* OBJECTIVE: Leave out the pictures and copy every record exactly.

* Data entries:
+-------+

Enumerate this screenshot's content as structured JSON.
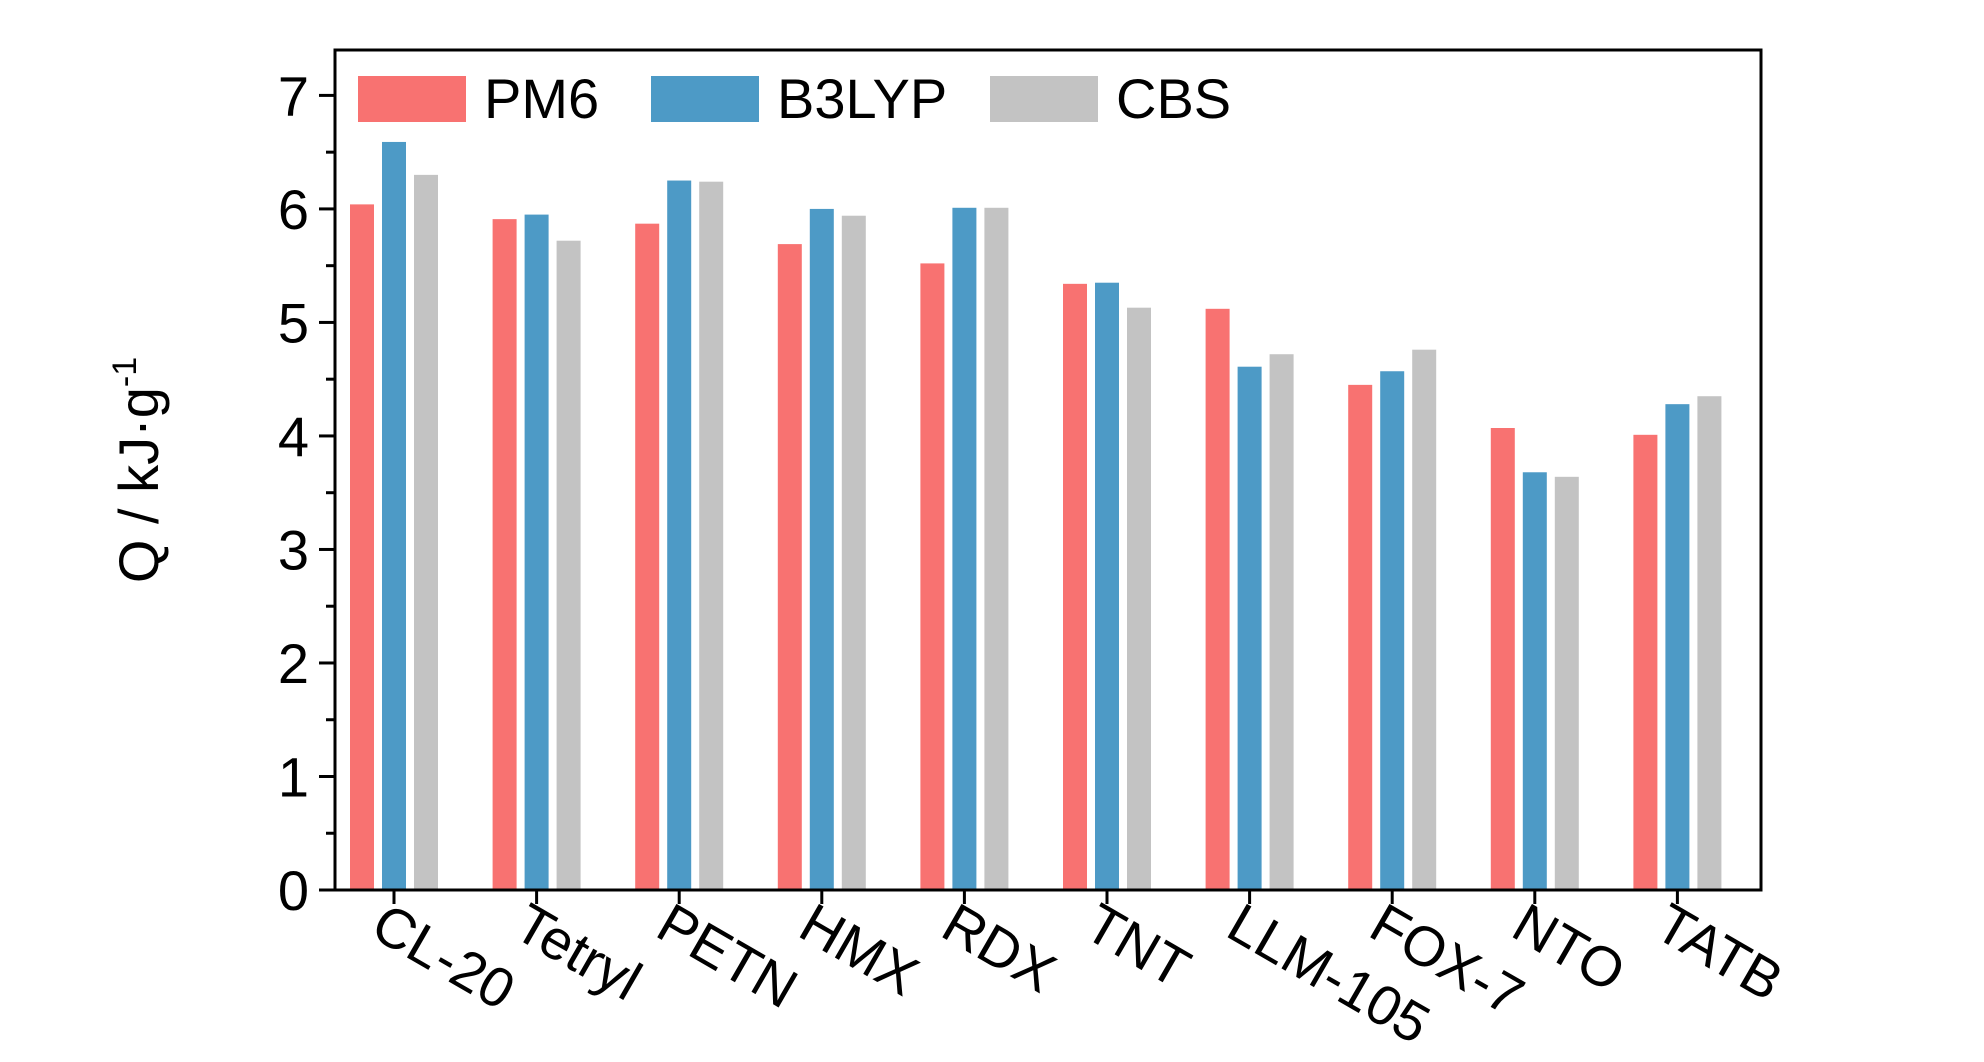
{
  "chart_data": {
    "type": "bar",
    "categories": [
      "CL-20",
      "Tetryl",
      "PETN",
      "HMX",
      "RDX",
      "TNT",
      "LLM-105",
      "FOX-7",
      "NTO",
      "TATB"
    ],
    "series": [
      {
        "name": "PM6",
        "color": "#f87271",
        "values": [
          6.04,
          5.91,
          5.87,
          5.69,
          5.52,
          5.34,
          5.12,
          4.45,
          4.07,
          4.01
        ]
      },
      {
        "name": "B3LYP",
        "color": "#4d9ac6",
        "values": [
          6.59,
          5.95,
          6.25,
          6.0,
          6.01,
          5.35,
          4.61,
          4.57,
          3.68,
          4.28
        ]
      },
      {
        "name": "CBS",
        "color": "#c3c3c3",
        "values": [
          6.3,
          5.72,
          6.24,
          5.94,
          6.01,
          5.13,
          4.72,
          4.76,
          3.64,
          4.35
        ]
      }
    ],
    "ylabel_main": "Q / kJ·g",
    "ylabel_sup": "-1",
    "yticks": [
      "0",
      "1",
      "2",
      "3",
      "4",
      "5",
      "6",
      "7"
    ],
    "ylim": [
      0,
      7.4
    ],
    "legend_position": "top-left",
    "grid": false
  }
}
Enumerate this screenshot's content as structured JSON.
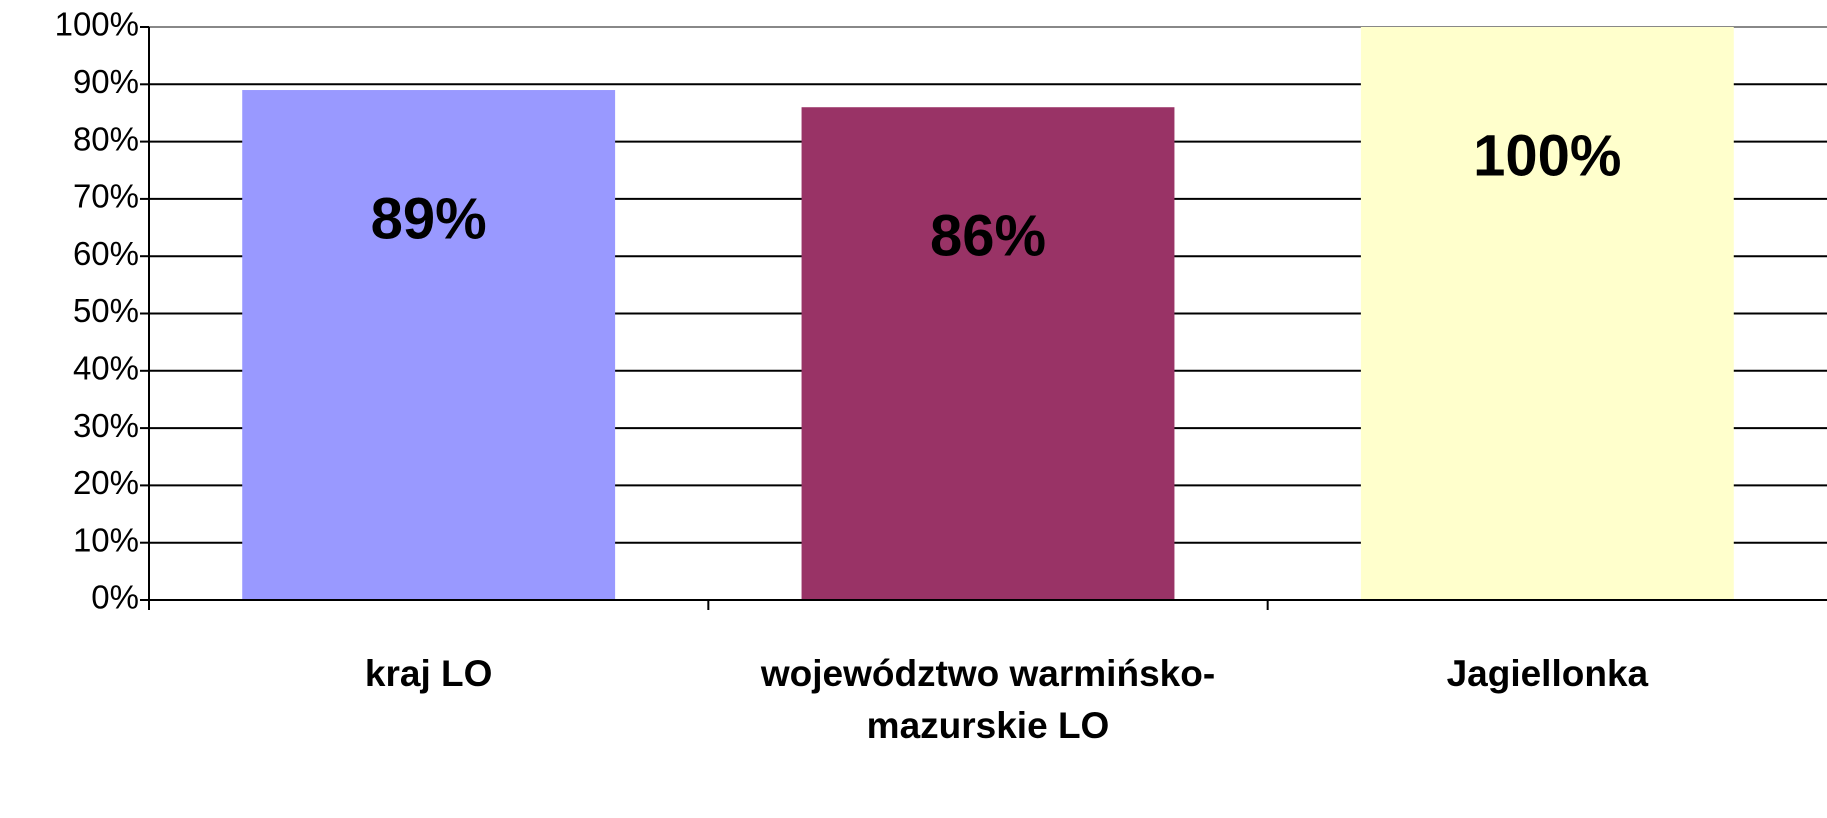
{
  "chart_data": {
    "type": "bar",
    "categories": [
      "kraj LO",
      "województwo warmińsko-mazurskie LO",
      "Jagiellonka"
    ],
    "values": [
      89,
      86,
      100
    ],
    "value_labels": [
      "89%",
      "86%",
      "100%"
    ],
    "colors": [
      "#9999ff",
      "#993366",
      "#ffffcc"
    ],
    "ylim": [
      0,
      100
    ],
    "yticks": [
      {
        "value": 0,
        "label": "0%"
      },
      {
        "value": 10,
        "label": "10%"
      },
      {
        "value": 20,
        "label": "20%"
      },
      {
        "value": 30,
        "label": "30%"
      },
      {
        "value": 40,
        "label": "40%"
      },
      {
        "value": 50,
        "label": "50%"
      },
      {
        "value": 60,
        "label": "60%"
      },
      {
        "value": 70,
        "label": "70%"
      },
      {
        "value": 80,
        "label": "80%"
      },
      {
        "value": 90,
        "label": "90%"
      },
      {
        "value": 100,
        "label": "100%"
      }
    ],
    "grid": true
  }
}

+-------+

* SOLUTION FOR THIS EXERCISE:
Enumerate this screenshot's content as structured JSON.
{
  "chart_data": {
    "type": "bar",
    "categories": [
      "CL-20",
      "Tetryl",
      "PETN",
      "HMX",
      "RDX",
      "TNT",
      "LLM-105",
      "FOX-7",
      "NTO",
      "TATB"
    ],
    "series": [
      {
        "name": "PM6",
        "color": "#f87271",
        "values": [
          6.04,
          5.91,
          5.87,
          5.69,
          5.52,
          5.34,
          5.12,
          4.45,
          4.07,
          4.01
        ]
      },
      {
        "name": "B3LYP",
        "color": "#4d9ac6",
        "values": [
          6.59,
          5.95,
          6.25,
          6.0,
          6.01,
          5.35,
          4.61,
          4.57,
          3.68,
          4.28
        ]
      },
      {
        "name": "CBS",
        "color": "#c3c3c3",
        "values": [
          6.3,
          5.72,
          6.24,
          5.94,
          6.01,
          5.13,
          4.72,
          4.76,
          3.64,
          4.35
        ]
      }
    ],
    "ylabel_main": "Q / kJ·g",
    "ylabel_sup": "-1",
    "yticks": [
      "0",
      "1",
      "2",
      "3",
      "4",
      "5",
      "6",
      "7"
    ],
    "ylim": [
      0,
      7.4
    ],
    "legend_position": "top-left",
    "grid": false
  }
}
Enumerate this screenshot's content as structured JSON.
{
  "chart_data": {
    "type": "bar",
    "categories": [
      "kraj LO",
      "województwo warmińsko-mazurskie LO",
      "Jagiellonka"
    ],
    "values": [
      89,
      86,
      100
    ],
    "value_labels": [
      "89%",
      "86%",
      "100%"
    ],
    "colors": [
      "#9999ff",
      "#993366",
      "#ffffcc"
    ],
    "ylim": [
      0,
      100
    ],
    "yticks": [
      {
        "value": 0,
        "label": "0%"
      },
      {
        "value": 10,
        "label": "10%"
      },
      {
        "value": 20,
        "label": "20%"
      },
      {
        "value": 30,
        "label": "30%"
      },
      {
        "value": 40,
        "label": "40%"
      },
      {
        "value": 50,
        "label": "50%"
      },
      {
        "value": 60,
        "label": "60%"
      },
      {
        "value": 70,
        "label": "70%"
      },
      {
        "value": 80,
        "label": "80%"
      },
      {
        "value": 90,
        "label": "90%"
      },
      {
        "value": 100,
        "label": "100%"
      }
    ],
    "grid": true
  }
}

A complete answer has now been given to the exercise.